Stored items:
--- start ---
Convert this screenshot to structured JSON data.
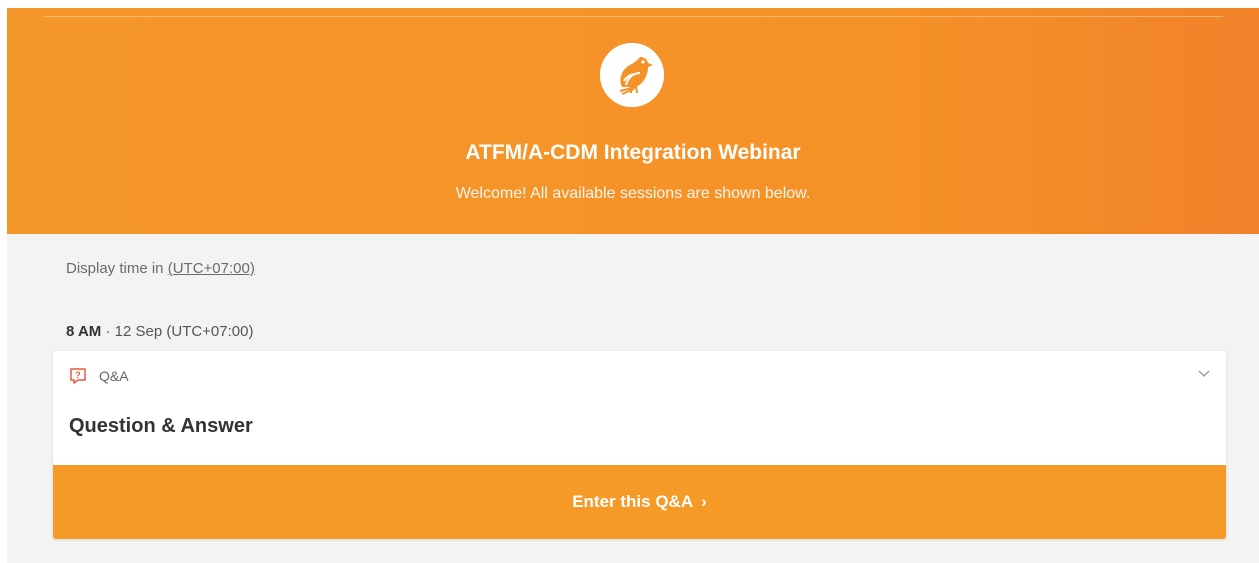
{
  "header": {
    "event_title": "ATFM/A-CDM Integration Webinar",
    "welcome_text": "Welcome! All available sessions are shown below.",
    "logo_icon": "bird-icon",
    "accent_color": "#f5962a"
  },
  "timezone": {
    "prefix": "Display time in",
    "value": "(UTC+07:00)"
  },
  "session_group": {
    "hour": "8 AM",
    "separator": "·",
    "date_text": "12 Sep (UTC+07:00)"
  },
  "session_card": {
    "type_icon": "question-bubble-icon",
    "type_label": "Q&A",
    "title": "Question & Answer",
    "expand_icon": "chevron-down-icon",
    "enter_label": "Enter this Q&A",
    "enter_arrow": "›"
  }
}
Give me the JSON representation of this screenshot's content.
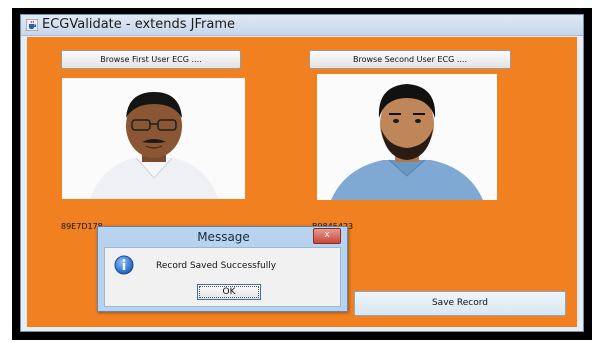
{
  "window": {
    "title": "ECGValidate - extends JFrame"
  },
  "user1": {
    "browse_label": "Browse First User ECG ....",
    "id_label": "89E7D178"
  },
  "user2": {
    "browse_label": "Browse Second User ECG ....",
    "id_label": "B9845423"
  },
  "save_label": "Save Record",
  "dialog": {
    "title": "Message",
    "close_label": "x",
    "message": "Record Saved Successfully",
    "ok_label": "OK"
  },
  "colors": {
    "panel_background": "#f08020",
    "dialog_frame": "#b8d3f0"
  },
  "icons": {
    "window": "java-cup-icon",
    "dialog": "info-icon"
  }
}
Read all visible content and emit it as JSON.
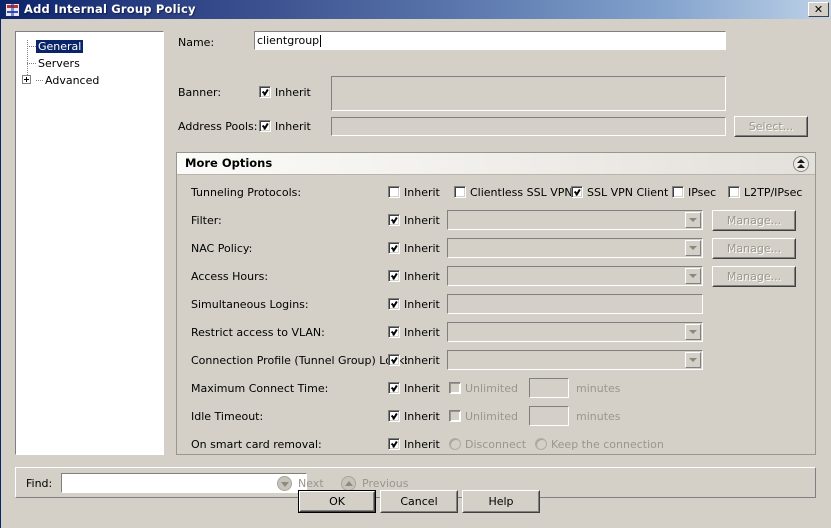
--- end ---
### TO BE DONE
Search the lines for "screenshot". Copy each line that has it.

### EXERCISE RESULT
Convert this screenshot to structured JSON data.
Give me the JSON representation of this screenshot's content.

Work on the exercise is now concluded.